■ **WHAT YOU HAVE TO DO**: Give the material once more, word for word, without any images.

■ **THE DATA**:

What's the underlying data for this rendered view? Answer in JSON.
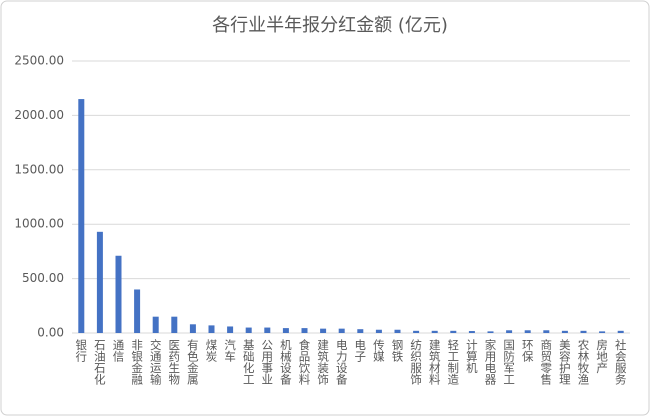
{
  "chart_data": {
    "type": "bar",
    "title": "各行业半年报分红金额 (亿元)",
    "categories": [
      "银行",
      "石油石化",
      "通信",
      "非银金融",
      "交通运输",
      "医药生物",
      "有色金属",
      "煤炭",
      "汽车",
      "基础化工",
      "公用事业",
      "机械设备",
      "食品饮料",
      "建筑装饰",
      "电力设备",
      "电子",
      "传媒",
      "钢铁",
      "纺织服饰",
      "建筑材料",
      "轻工制造",
      "计算机",
      "家用电器",
      "国防军工",
      "环保",
      "商贸零售",
      "美容护理",
      "农林牧渔",
      "房地产",
      "社会服务"
    ],
    "values": [
      2150,
      930,
      710,
      400,
      150,
      150,
      80,
      70,
      60,
      50,
      50,
      45,
      45,
      40,
      40,
      35,
      30,
      30,
      20,
      20,
      20,
      18,
      15,
      25,
      25,
      25,
      20,
      20,
      15,
      20
    ],
    "color": "#4472c4",
    "ylim": [
      0,
      2500
    ],
    "yticks": [
      {
        "value": 0,
        "label": "0.00"
      },
      {
        "value": 500,
        "label": "500.00"
      },
      {
        "value": 1000,
        "label": "1000.00"
      },
      {
        "value": 1500,
        "label": "1500.00"
      },
      {
        "value": 2000,
        "label": "2000.00"
      },
      {
        "value": 2500,
        "label": "2500.00"
      }
    ],
    "grid": true
  }
}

■ **THE ANSWER**:
What's the underlying data for this rendered view? Answer in JSON.
{
  "chart_data": {
    "type": "bar",
    "title": "各行业半年报分红金额 (亿元)",
    "categories": [
      "银行",
      "石油石化",
      "通信",
      "非银金融",
      "交通运输",
      "医药生物",
      "有色金属",
      "煤炭",
      "汽车",
      "基础化工",
      "公用事业",
      "机械设备",
      "食品饮料",
      "建筑装饰",
      "电力设备",
      "电子",
      "传媒",
      "钢铁",
      "纺织服饰",
      "建筑材料",
      "轻工制造",
      "计算机",
      "家用电器",
      "国防军工",
      "环保",
      "商贸零售",
      "美容护理",
      "农林牧渔",
      "房地产",
      "社会服务"
    ],
    "values": [
      2150,
      930,
      710,
      400,
      150,
      150,
      80,
      70,
      60,
      50,
      50,
      45,
      45,
      40,
      40,
      35,
      30,
      30,
      20,
      20,
      20,
      18,
      15,
      25,
      25,
      25,
      20,
      20,
      15,
      20
    ],
    "color": "#4472c4",
    "ylim": [
      0,
      2500
    ],
    "yticks": [
      {
        "value": 0,
        "label": "0.00"
      },
      {
        "value": 500,
        "label": "500.00"
      },
      {
        "value": 1000,
        "label": "1000.00"
      },
      {
        "value": 1500,
        "label": "1500.00"
      },
      {
        "value": 2000,
        "label": "2000.00"
      },
      {
        "value": 2500,
        "label": "2500.00"
      }
    ],
    "grid": true
  }
}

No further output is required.